**The task:**
Pictures stay out; everything else in the records below is copied exactly.

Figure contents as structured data
--------
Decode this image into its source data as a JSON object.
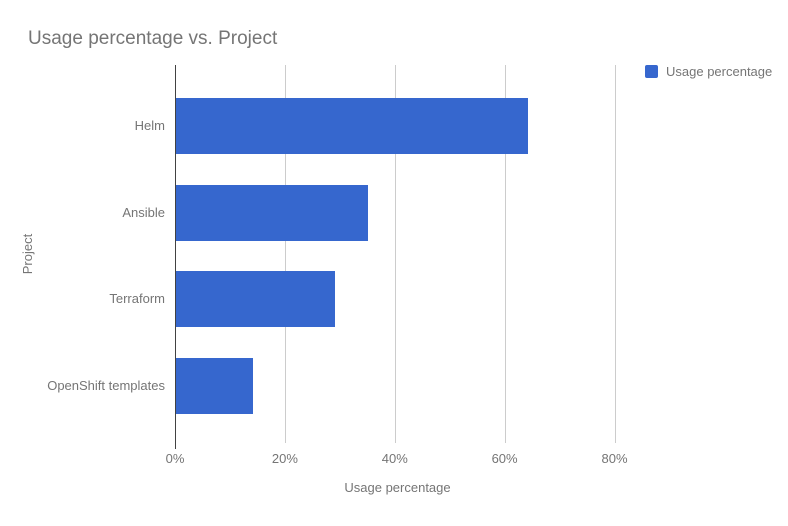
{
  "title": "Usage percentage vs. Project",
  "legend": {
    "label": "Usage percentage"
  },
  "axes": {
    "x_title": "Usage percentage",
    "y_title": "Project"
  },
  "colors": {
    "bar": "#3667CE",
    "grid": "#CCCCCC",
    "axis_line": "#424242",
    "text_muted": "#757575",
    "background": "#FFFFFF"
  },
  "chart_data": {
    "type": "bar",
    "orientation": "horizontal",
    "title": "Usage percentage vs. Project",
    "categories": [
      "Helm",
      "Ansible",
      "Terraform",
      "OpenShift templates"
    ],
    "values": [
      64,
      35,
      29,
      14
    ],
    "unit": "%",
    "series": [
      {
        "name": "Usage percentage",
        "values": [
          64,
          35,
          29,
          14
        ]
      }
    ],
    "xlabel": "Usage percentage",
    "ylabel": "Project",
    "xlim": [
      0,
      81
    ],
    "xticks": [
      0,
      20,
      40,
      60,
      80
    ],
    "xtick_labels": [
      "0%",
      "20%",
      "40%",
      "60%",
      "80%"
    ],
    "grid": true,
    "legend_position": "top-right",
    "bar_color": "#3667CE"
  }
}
--------
**Expected output:**
Decode this image into its source data as a JSON object.
{
  "title": "Usage percentage vs. Project",
  "legend": {
    "label": "Usage percentage"
  },
  "axes": {
    "x_title": "Usage percentage",
    "y_title": "Project"
  },
  "colors": {
    "bar": "#3667CE",
    "grid": "#CCCCCC",
    "axis_line": "#424242",
    "text_muted": "#757575",
    "background": "#FFFFFF"
  },
  "chart_data": {
    "type": "bar",
    "orientation": "horizontal",
    "title": "Usage percentage vs. Project",
    "categories": [
      "Helm",
      "Ansible",
      "Terraform",
      "OpenShift templates"
    ],
    "values": [
      64,
      35,
      29,
      14
    ],
    "unit": "%",
    "series": [
      {
        "name": "Usage percentage",
        "values": [
          64,
          35,
          29,
          14
        ]
      }
    ],
    "xlabel": "Usage percentage",
    "ylabel": "Project",
    "xlim": [
      0,
      81
    ],
    "xticks": [
      0,
      20,
      40,
      60,
      80
    ],
    "xtick_labels": [
      "0%",
      "20%",
      "40%",
      "60%",
      "80%"
    ],
    "grid": true,
    "legend_position": "top-right",
    "bar_color": "#3667CE"
  }
}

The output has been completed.